Stored items:
** Start **

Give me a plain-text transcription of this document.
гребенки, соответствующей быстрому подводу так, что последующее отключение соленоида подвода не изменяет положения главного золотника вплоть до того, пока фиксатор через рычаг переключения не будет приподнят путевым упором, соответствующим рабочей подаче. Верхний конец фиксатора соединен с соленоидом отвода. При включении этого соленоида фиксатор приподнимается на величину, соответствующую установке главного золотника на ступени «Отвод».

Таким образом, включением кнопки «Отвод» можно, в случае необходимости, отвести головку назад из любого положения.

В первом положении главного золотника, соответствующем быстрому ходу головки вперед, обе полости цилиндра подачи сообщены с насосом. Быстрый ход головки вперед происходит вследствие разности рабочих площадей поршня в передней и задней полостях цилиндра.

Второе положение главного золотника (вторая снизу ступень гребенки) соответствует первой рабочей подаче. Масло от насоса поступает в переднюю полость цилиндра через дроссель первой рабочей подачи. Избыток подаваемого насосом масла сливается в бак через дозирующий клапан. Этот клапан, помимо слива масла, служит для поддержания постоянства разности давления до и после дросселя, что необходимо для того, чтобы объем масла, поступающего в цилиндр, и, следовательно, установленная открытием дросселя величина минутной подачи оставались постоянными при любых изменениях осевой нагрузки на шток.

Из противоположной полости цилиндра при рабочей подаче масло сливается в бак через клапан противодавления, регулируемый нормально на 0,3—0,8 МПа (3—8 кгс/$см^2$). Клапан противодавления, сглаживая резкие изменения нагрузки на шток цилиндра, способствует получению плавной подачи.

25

** End **

What the exercise asks:
Return every entry verbatim.

Task solution:
Give me a plain-text transcription of this document.
гребенки, соответствующей быстрому подводу так, что последующее отключение соленоида подвода не изменяет положения главного золотника вплоть до того, пока фиксатор через рычаг переключения не будет приподнят путевым упором, соответствующим рабочей подаче. Верхний конец фиксатора соединен с соленоидом отвода. При включении этого соленоида фиксатор приподнимается на величину, соответствующую установке главного золотника на ступени «Отвод».

Таким образом, включением кнопки «Отвод» можно, в случае необходимости, отвести головку назад из любого положения.

В первом положении главного золотника, соответствующем быстрому ходу головки вперед, обе полости цилиндра подачи сообщены с насосом. Быстрый ход головки вперед происходит вследствие разности рабочих площадей поршня в передней и задней полостях цилиндра.

Второе положение главного золотника (вторая снизу ступень гребенки) соответствует первой рабочей подаче. Масло от насоса поступает в переднюю полость цилиндра через дроссель первой рабочей подачи. Избыток подаваемого насосом масла сливается в бак через дозирующий клапан. Этот клапан, помимо слива масла, служит для поддержания постоянства разности давления до и после дросселя, что необходимо для того, чтобы объем масла, поступающего в цилиндр, и, следовательно, установленная открытием дросселя величина минутной подачи оставались постоянными при любых изменениях осевой нагрузки на шток.

Из противоположной полости цилиндра при рабочей подаче масло сливается в бак через клапан противодавления, регулируемый нормально на 0,3—0,8 МПа (3—8 кгс/$см^2$). Клапан противодавления, сглаживая резкие изменения нагрузки на шток цилиндра, способствует получению плавной подачи.

25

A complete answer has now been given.